→ Aim:
Return each of the following items verbatim, with every line unchanged.

(Bounding box annotations)
┌──
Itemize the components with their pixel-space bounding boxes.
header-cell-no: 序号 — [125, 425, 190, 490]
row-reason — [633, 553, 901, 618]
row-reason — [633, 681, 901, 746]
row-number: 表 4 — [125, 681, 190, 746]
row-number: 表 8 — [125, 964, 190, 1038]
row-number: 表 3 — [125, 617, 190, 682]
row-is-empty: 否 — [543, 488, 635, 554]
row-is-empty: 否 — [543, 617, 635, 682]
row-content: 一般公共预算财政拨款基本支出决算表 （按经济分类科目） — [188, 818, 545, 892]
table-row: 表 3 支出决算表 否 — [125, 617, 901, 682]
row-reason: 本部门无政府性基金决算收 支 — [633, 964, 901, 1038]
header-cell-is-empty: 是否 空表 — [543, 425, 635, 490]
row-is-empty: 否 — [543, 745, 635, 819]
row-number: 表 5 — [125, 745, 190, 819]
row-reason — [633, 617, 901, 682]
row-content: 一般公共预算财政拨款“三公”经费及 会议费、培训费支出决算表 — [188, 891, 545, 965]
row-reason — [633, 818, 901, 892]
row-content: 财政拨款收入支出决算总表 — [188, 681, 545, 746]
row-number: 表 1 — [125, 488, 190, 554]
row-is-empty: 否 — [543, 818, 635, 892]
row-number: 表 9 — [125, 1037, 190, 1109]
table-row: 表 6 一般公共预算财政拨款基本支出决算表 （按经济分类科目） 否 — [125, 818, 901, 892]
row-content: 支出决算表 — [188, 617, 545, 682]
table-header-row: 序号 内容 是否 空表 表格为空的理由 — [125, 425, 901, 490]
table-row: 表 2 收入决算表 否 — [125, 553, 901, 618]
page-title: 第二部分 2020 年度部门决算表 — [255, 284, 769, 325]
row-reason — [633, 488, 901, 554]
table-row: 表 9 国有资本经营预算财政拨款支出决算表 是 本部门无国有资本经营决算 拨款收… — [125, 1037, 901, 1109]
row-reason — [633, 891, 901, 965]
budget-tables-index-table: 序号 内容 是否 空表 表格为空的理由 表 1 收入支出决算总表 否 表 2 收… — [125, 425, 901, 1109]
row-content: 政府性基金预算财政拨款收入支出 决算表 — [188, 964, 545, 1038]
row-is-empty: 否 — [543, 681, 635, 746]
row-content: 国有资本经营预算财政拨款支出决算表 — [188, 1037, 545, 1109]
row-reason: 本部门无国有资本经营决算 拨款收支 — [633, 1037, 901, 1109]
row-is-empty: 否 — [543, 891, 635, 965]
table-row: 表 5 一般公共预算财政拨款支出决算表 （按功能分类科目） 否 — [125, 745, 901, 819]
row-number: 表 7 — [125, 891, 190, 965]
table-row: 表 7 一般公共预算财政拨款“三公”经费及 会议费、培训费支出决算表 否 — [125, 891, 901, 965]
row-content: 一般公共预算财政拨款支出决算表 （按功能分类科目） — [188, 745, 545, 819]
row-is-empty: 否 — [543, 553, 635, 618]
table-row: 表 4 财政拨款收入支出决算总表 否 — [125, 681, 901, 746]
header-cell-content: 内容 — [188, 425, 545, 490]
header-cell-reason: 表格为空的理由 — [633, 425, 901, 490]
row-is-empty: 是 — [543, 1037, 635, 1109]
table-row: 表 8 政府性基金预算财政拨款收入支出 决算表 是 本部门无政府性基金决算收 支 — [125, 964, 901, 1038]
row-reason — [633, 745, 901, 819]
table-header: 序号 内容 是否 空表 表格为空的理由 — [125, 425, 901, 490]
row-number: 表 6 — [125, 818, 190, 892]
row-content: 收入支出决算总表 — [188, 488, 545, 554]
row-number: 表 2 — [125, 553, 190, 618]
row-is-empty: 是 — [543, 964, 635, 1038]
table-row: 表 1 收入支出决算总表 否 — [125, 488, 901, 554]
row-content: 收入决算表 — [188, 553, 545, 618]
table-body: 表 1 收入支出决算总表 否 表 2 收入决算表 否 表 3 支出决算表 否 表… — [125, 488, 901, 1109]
└──
→ Exercise solution:
Itemize the components with their pixel-space bounding boxes.
header-cell-no: 序号 — [125, 425, 190, 490]
row-reason — [633, 553, 901, 618]
row-reason — [633, 681, 901, 746]
row-number: 表 4 — [125, 681, 190, 746]
row-number: 表 8 — [125, 964, 190, 1038]
row-number: 表 3 — [125, 617, 190, 682]
row-is-empty: 否 — [543, 488, 635, 554]
row-is-empty: 否 — [543, 617, 635, 682]
row-content: 一般公共预算财政拨款基本支出决算表 （按经济分类科目） — [188, 818, 545, 892]
table-row: 表 3 支出决算表 否 — [125, 617, 901, 682]
row-reason: 本部门无政府性基金决算收 支 — [633, 964, 901, 1038]
header-cell-is-empty: 是否 空表 — [543, 425, 635, 490]
row-is-empty: 否 — [543, 745, 635, 819]
row-number: 表 5 — [125, 745, 190, 819]
row-reason — [633, 617, 901, 682]
row-content: 一般公共预算财政拨款“三公”经费及 会议费、培训费支出决算表 — [188, 891, 545, 965]
row-reason — [633, 818, 901, 892]
row-content: 财政拨款收入支出决算总表 — [188, 681, 545, 746]
row-number: 表 1 — [125, 488, 190, 554]
row-is-empty: 否 — [543, 818, 635, 892]
row-number: 表 9 — [125, 1037, 190, 1109]
table-row: 表 6 一般公共预算财政拨款基本支出决算表 （按经济分类科目） 否 — [125, 818, 901, 892]
row-content: 支出决算表 — [188, 617, 545, 682]
table-header-row: 序号 内容 是否 空表 表格为空的理由 — [125, 425, 901, 490]
table-row: 表 2 收入决算表 否 — [125, 553, 901, 618]
page-title: 第二部分 2020 年度部门决算表 — [255, 284, 769, 325]
row-reason — [633, 488, 901, 554]
table-row: 表 9 国有资本经营预算财政拨款支出决算表 是 本部门无国有资本经营决算 拨款收… — [125, 1037, 901, 1109]
row-reason — [633, 891, 901, 965]
budget-tables-index-table: 序号 内容 是否 空表 表格为空的理由 表 1 收入支出决算总表 否 表 2 收… — [125, 425, 901, 1109]
row-content: 政府性基金预算财政拨款收入支出 决算表 — [188, 964, 545, 1038]
row-is-empty: 否 — [543, 681, 635, 746]
row-content: 国有资本经营预算财政拨款支出决算表 — [188, 1037, 545, 1109]
row-reason: 本部门无国有资本经营决算 拨款收支 — [633, 1037, 901, 1109]
row-is-empty: 否 — [543, 891, 635, 965]
table-row: 表 5 一般公共预算财政拨款支出决算表 （按功能分类科目） 否 — [125, 745, 901, 819]
row-number: 表 7 — [125, 891, 190, 965]
table-row: 表 7 一般公共预算财政拨款“三公”经费及 会议费、培训费支出决算表 否 — [125, 891, 901, 965]
row-content: 一般公共预算财政拨款支出决算表 （按功能分类科目） — [188, 745, 545, 819]
row-is-empty: 否 — [543, 553, 635, 618]
table-row: 表 4 财政拨款收入支出决算总表 否 — [125, 681, 901, 746]
header-cell-content: 内容 — [188, 425, 545, 490]
header-cell-reason: 表格为空的理由 — [633, 425, 901, 490]
row-is-empty: 是 — [543, 1037, 635, 1109]
table-row: 表 8 政府性基金预算财政拨款收入支出 决算表 是 本部门无政府性基金决算收 支 — [125, 964, 901, 1038]
row-reason — [633, 745, 901, 819]
table-header: 序号 内容 是否 空表 表格为空的理由 — [125, 425, 901, 490]
row-number: 表 6 — [125, 818, 190, 892]
row-content: 收入支出决算总表 — [188, 488, 545, 554]
row-number: 表 2 — [125, 553, 190, 618]
row-is-empty: 是 — [543, 964, 635, 1038]
table-row: 表 1 收入支出决算总表 否 — [125, 488, 901, 554]
row-content: 收入决算表 — [188, 553, 545, 618]
table-body: 表 1 收入支出决算总表 否 表 2 收入决算表 否 表 3 支出决算表 否 表… — [125, 488, 901, 1109]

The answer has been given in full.